- [Records for the exercise]:
====

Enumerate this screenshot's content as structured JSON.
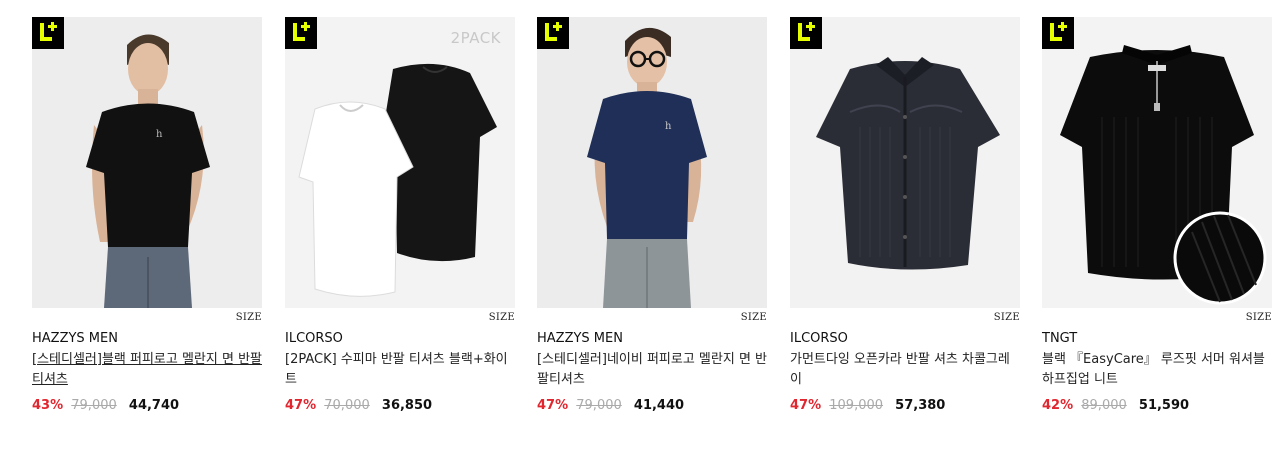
{
  "products": [
    {
      "brand": "HAZZYS MEN",
      "name": "[스테디셀러]블랙 퍼피로고 멜란지 면 반팔 티셔츠",
      "discount": "43%",
      "original_price": "79,000",
      "sale_price": "44,740",
      "size_label": "SIZE",
      "badge_icon": "l-plus-badge-icon",
      "shirt_color": "#111111"
    },
    {
      "brand": "ILCORSO",
      "name": "[2PACK] 수피마 반팔 티셔츠 블랙+화이트",
      "discount": "47%",
      "original_price": "70,000",
      "sale_price": "36,850",
      "size_label": "SIZE",
      "pack_label": "2PACK",
      "badge_icon": "l-plus-badge-icon"
    },
    {
      "brand": "HAZZYS MEN",
      "name": "[스테디셀러]네이비 퍼피로고 멜란지 면 반팔티셔츠",
      "discount": "47%",
      "original_price": "79,000",
      "sale_price": "41,440",
      "size_label": "SIZE",
      "badge_icon": "l-plus-badge-icon",
      "shirt_color": "#1f2f57"
    },
    {
      "brand": "ILCORSO",
      "name": "가먼트다잉 오픈카라 반팔 셔츠 차콜그레이",
      "discount": "47%",
      "original_price": "109,000",
      "sale_price": "57,380",
      "size_label": "SIZE",
      "badge_icon": "l-plus-badge-icon",
      "shirt_color": "#2b2d36"
    },
    {
      "brand": "TNGT",
      "name": "블랙 『EasyCare』 루즈핏 서머 워셔블 하프집업 니트",
      "discount": "42%",
      "original_price": "89,000",
      "sale_price": "51,590",
      "size_label": "SIZE",
      "badge_icon": "l-plus-badge-icon",
      "shirt_color": "#0c0c0c"
    }
  ],
  "colors": {
    "discount": "#e0262f",
    "badge_accent": "#e6ff00",
    "badge_bg": "#000000"
  }
}
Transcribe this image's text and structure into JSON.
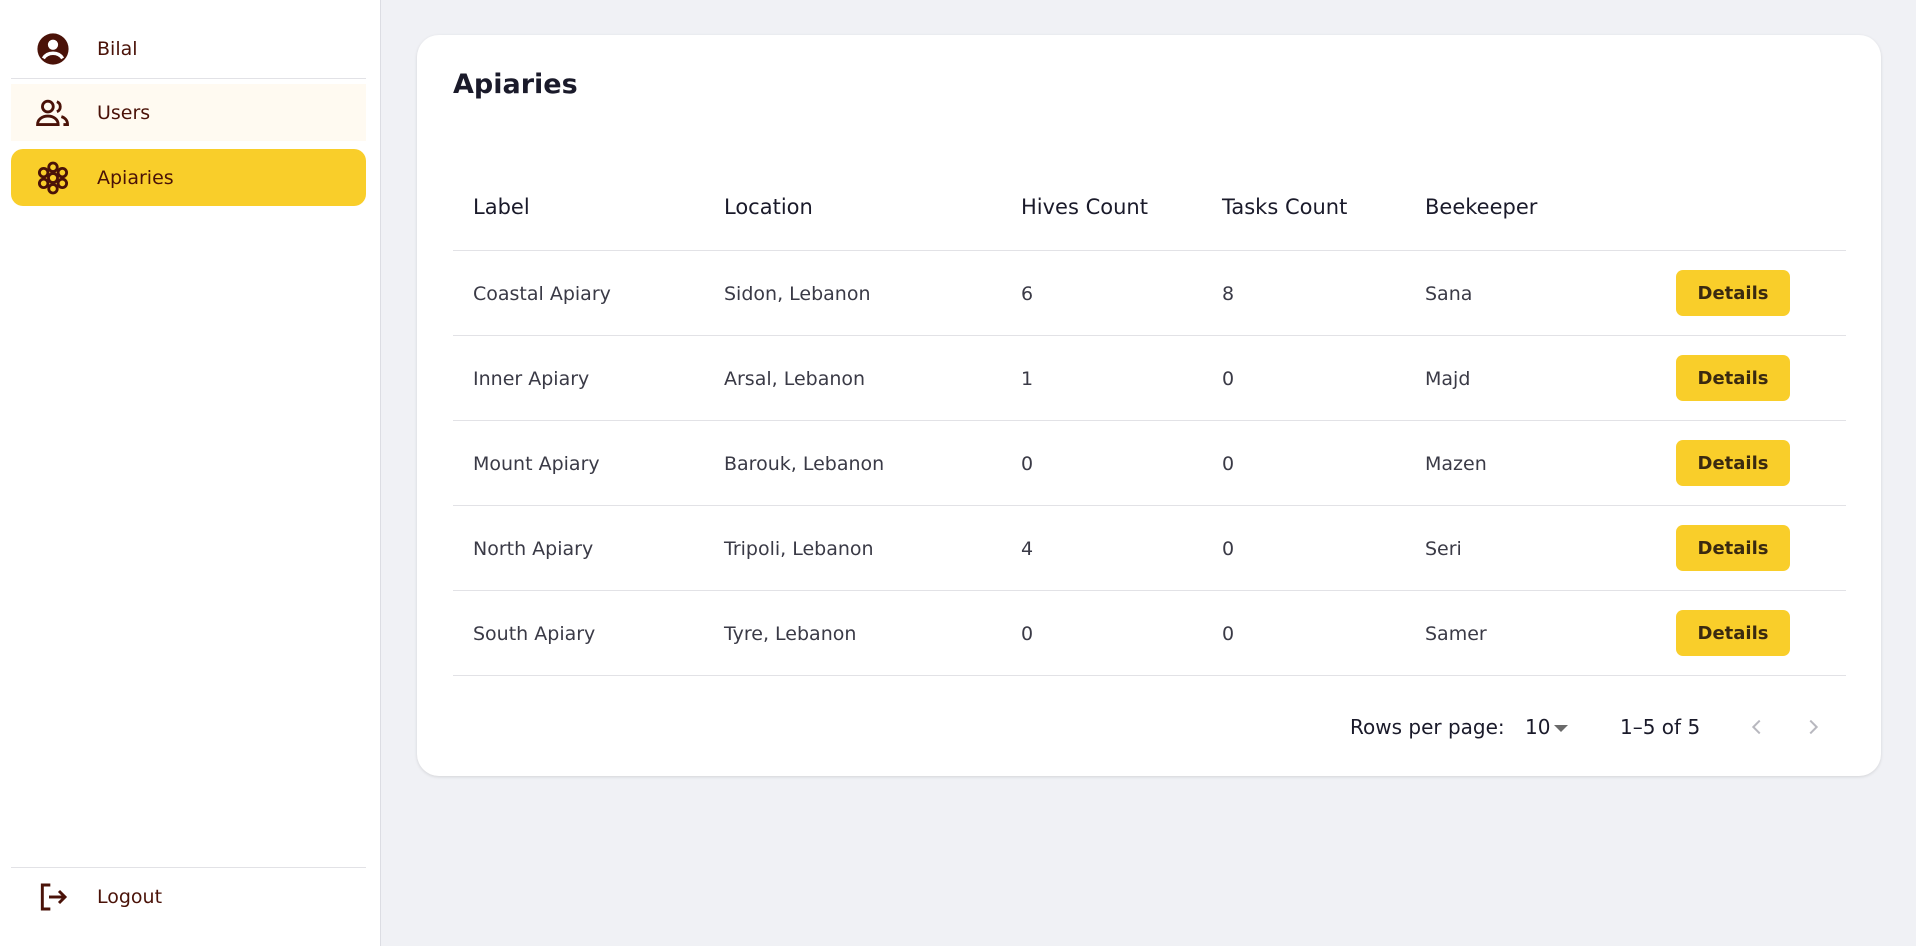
{
  "sidebar": {
    "profile_label": "Bilal",
    "items": [
      {
        "label": "Users",
        "icon": "users-icon"
      },
      {
        "label": "Apiaries",
        "icon": "honeycomb-icon"
      }
    ],
    "logout_label": "Logout",
    "active_color": "#f9ce2a",
    "text_color": "#4a1208"
  },
  "main": {
    "title": "Apiaries",
    "table": {
      "columns": [
        "Label",
        "Location",
        "Hives Count",
        "Tasks Count",
        "Beekeeper"
      ],
      "rows": [
        {
          "label": "Coastal Apiary",
          "location": "Sidon, Lebanon",
          "hives": "6",
          "tasks": "8",
          "beekeeper": "Sana",
          "action": "Details"
        },
        {
          "label": "Inner Apiary",
          "location": "Arsal, Lebanon",
          "hives": "1",
          "tasks": "0",
          "beekeeper": "Majd",
          "action": "Details"
        },
        {
          "label": "Mount Apiary",
          "location": "Barouk, Lebanon",
          "hives": "0",
          "tasks": "0",
          "beekeeper": "Mazen",
          "action": "Details"
        },
        {
          "label": "North Apiary",
          "location": "Tripoli, Lebanon",
          "hives": "4",
          "tasks": "0",
          "beekeeper": "Seri",
          "action": "Details"
        },
        {
          "label": "South Apiary",
          "location": "Tyre, Lebanon",
          "hives": "0",
          "tasks": "0",
          "beekeeper": "Samer",
          "action": "Details"
        }
      ]
    },
    "pagination": {
      "rows_per_page_label": "Rows per page:",
      "rows_per_page_value": "10",
      "range_text": "1–5 of 5"
    }
  }
}
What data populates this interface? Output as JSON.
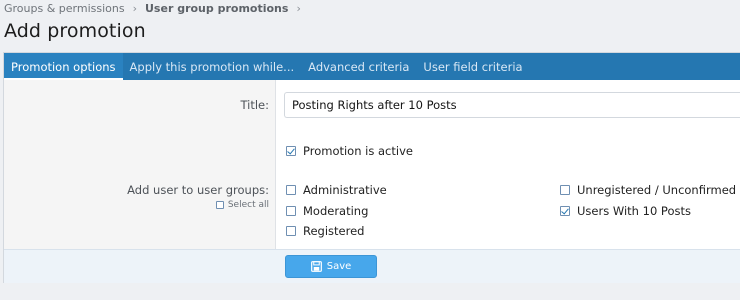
{
  "breadcrumb": {
    "items": [
      "Groups & permissions",
      "User group promotions"
    ],
    "separator": "›"
  },
  "page": {
    "title": "Add promotion"
  },
  "tabs": [
    {
      "label": "Promotion options",
      "active": true
    },
    {
      "label": "Apply this promotion while...",
      "active": false
    },
    {
      "label": "Advanced criteria",
      "active": false
    },
    {
      "label": "User field criteria",
      "active": false
    }
  ],
  "form": {
    "title_label": "Title:",
    "title_value": "Posting Rights after 10 Posts",
    "active_label": "Promotion is active",
    "active_checked": true,
    "groups_label": "Add user to user groups:",
    "select_all_label": "Select all",
    "groups": [
      {
        "label": "Administrative",
        "checked": false
      },
      {
        "label": "Moderating",
        "checked": false
      },
      {
        "label": "Registered",
        "checked": false
      },
      {
        "label": "Unregistered / Unconfirmed",
        "checked": false
      },
      {
        "label": "Users With 10 Posts",
        "checked": true
      }
    ]
  },
  "actions": {
    "save_label": "Save",
    "save_icon": "save-icon"
  },
  "colors": {
    "accent": "#2577b1",
    "button": "#47a7eb",
    "label_bg": "#f5f5f5"
  }
}
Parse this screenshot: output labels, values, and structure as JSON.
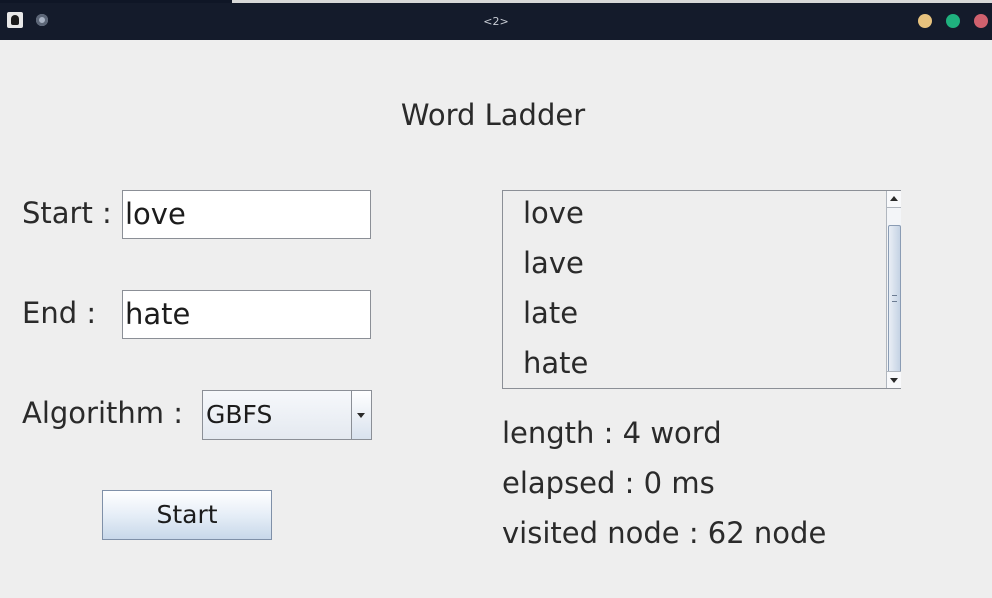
{
  "window": {
    "title": "<2>"
  },
  "heading": "Word Ladder",
  "form": {
    "start_label": "Start :",
    "start_value": "love",
    "end_label": "End :",
    "end_value": "hate",
    "algorithm_label": "Algorithm :",
    "algorithm_selected": "GBFS",
    "start_button": "Start"
  },
  "results": {
    "path": [
      "love",
      "lave",
      "late",
      "hate"
    ],
    "length_text": "length : 4 word",
    "elapsed_text": "elapsed : 0 ms",
    "visited_text": "visited node : 62 node"
  },
  "colors": {
    "titlebar": "#141b2b",
    "window_bg": "#eeeeee",
    "minimize": "#e7c27e",
    "maximize": "#1fb17e",
    "close": "#d0616e"
  }
}
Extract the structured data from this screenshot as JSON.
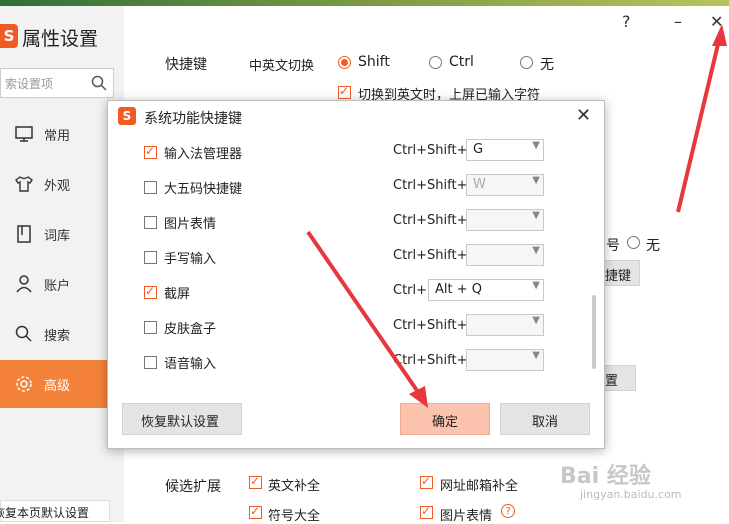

====

- [Task instructions]: Pictures are excluded; repeat every record exactly.

- [Solved exercise]:
Enumerate this screenshot's content as structured JSON.
{
  "products": [
    {
      "brand": "HAZZYS MEN",
      "name": "[스테디셀러]블랙 퍼피로고 멜란지 면 반팔 티셔츠",
      "discount": "43%",
      "original_price": "79,000",
      "sale_price": "44,740",
      "size_label": "SIZE",
      "badge_icon": "l-plus-badge-icon",
      "shirt_color": "#111111"
    },
    {
      "brand": "ILCORSO",
      "name": "[2PACK] 수피마 반팔 티셔츠 블랙+화이트",
      "discount": "47%",
      "original_price": "70,000",
      "sale_price": "36,850",
      "size_label": "SIZE",
      "pack_label": "2PACK",
      "badge_icon": "l-plus-badge-icon"
    },
    {
      "brand": "HAZZYS MEN",
      "name": "[스테디셀러]네이비 퍼피로고 멜란지 면 반팔티셔츠",
      "discount": "47%",
      "original_price": "79,000",
      "sale_price": "41,440",
      "size_label": "SIZE",
      "badge_icon": "l-plus-badge-icon",
      "shirt_color": "#1f2f57"
    },
    {
      "brand": "ILCORSO",
      "name": "가먼트다잉 오픈카라 반팔 셔츠 차콜그레이",
      "discount": "47%",
      "original_price": "109,000",
      "sale_price": "57,380",
      "size_label": "SIZE",
      "badge_icon": "l-plus-badge-icon",
      "shirt_color": "#2b2d36"
    },
    {
      "brand": "TNGT",
      "name": "블랙 『EasyCare』 루즈핏 서머 워셔블 하프집업 니트",
      "discount": "42%",
      "original_price": "89,000",
      "sale_price": "51,590",
      "size_label": "SIZE",
      "badge_icon": "l-plus-badge-icon",
      "shirt_color": "#0c0c0c"
    }
  ],
  "colors": {
    "discount": "#e0262f",
    "badge_accent": "#e6ff00",
    "badge_bg": "#000000"
  }
}
Transcribe this image's text and structure into JSON.
{
  "sidebar": {
    "profile_label": "Bilal",
    "items": [
      {
        "label": "Users",
        "icon": "users-icon"
      },
      {
        "label": "Apiaries",
        "icon": "honeycomb-icon"
      }
    ],
    "logout_label": "Logout",
    "active_color": "#f9ce2a",
    "text_color": "#4a1208"
  },
  "main": {
    "title": "Apiaries",
    "table": {
      "columns": [
        "Label",
        "Location",
        "Hives Count",
        "Tasks Count",
        "Beekeeper"
      ],
      "rows": [
        {
          "label": "Coastal Apiary",
          "location": "Sidon, Lebanon",
          "hives": "6",
          "tasks": "8",
          "beekeeper": "Sana",
          "action": "Details"
        },
        {
          "label": "Inner Apiary",
          "location": "Arsal, Lebanon",
          "hives": "1",
          "tasks": "0",
          "beekeeper": "Majd",
          "action": "Details"
        },
        {
          "label": "Mount Apiary",
          "location": "Barouk, Lebanon",
          "hives": "0",
          "tasks": "0",
          "beekeeper": "Mazen",
          "action": "Details"
        },
        {
          "label": "North Apiary",
          "location": "Tripoli, Lebanon",
          "hives": "4",
          "tasks": "0",
          "beekeeper": "Seri",
          "action": "Details"
        },
        {
          "label": "South Apiary",
          "location": "Tyre, Lebanon",
          "hives": "0",
          "tasks": "0",
          "beekeeper": "Samer",
          "action": "Details"
        }
      ]
    },
    "pagination": {
      "rows_per_page_label": "Rows per page:",
      "rows_per_page_value": "10",
      "range_text": "1–5 of 5"
    }
  }
}
What data populates this interface? Output as JSON.
{
  "breadcrumb": {
    "items": [
      "Groups & permissions",
      "User group promotions"
    ],
    "separator": "›"
  },
  "page": {
    "title": "Add promotion"
  },
  "tabs": [
    {
      "label": "Promotion options",
      "active": true
    },
    {
      "label": "Apply this promotion while...",
      "active": false
    },
    {
      "label": "Advanced criteria",
      "active": false
    },
    {
      "label": "User field criteria",
      "active": false
    }
  ],
  "form": {
    "title_label": "Title:",
    "title_value": "Posting Rights after 10 Posts",
    "active_label": "Promotion is active",
    "active_checked": true,
    "groups_label": "Add user to user groups:",
    "select_all_label": "Select all",
    "groups": [
      {
        "label": "Administrative",
        "checked": false
      },
      {
        "label": "Moderating",
        "checked": false
      },
      {
        "label": "Registered",
        "checked": false
      },
      {
        "label": "Unregistered / Unconfirmed",
        "checked": false
      },
      {
        "label": "Users With 10 Posts",
        "checked": true
      }
    ]
  },
  "actions": {
    "save_label": "Save",
    "save_icon": "save-icon"
  },
  "colors": {
    "accent": "#2577b1",
    "button": "#47a7eb",
    "label_bg": "#f5f5f5"
  }
}
Parse this screenshot: output labels, values, and structure as JSON.
{
  "window": {
    "title": "<2>"
  },
  "heading": "Word Ladder",
  "form": {
    "start_label": "Start :",
    "start_value": "love",
    "end_label": "End :",
    "end_value": "hate",
    "algorithm_label": "Algorithm :",
    "algorithm_selected": "GBFS",
    "start_button": "Start"
  },
  "results": {
    "path": [
      "love",
      "lave",
      "late",
      "hate"
    ],
    "length_text": "length : 4 word",
    "elapsed_text": "elapsed : 0 ms",
    "visited_text": "visited node : 62 node"
  },
  "colors": {
    "titlebar": "#141b2b",
    "window_bg": "#eeeeee",
    "minimize": "#e7c27e",
    "maximize": "#1fb17e",
    "close": "#d0616e"
  }
}
Extract the structured data from this screenshot as JSON.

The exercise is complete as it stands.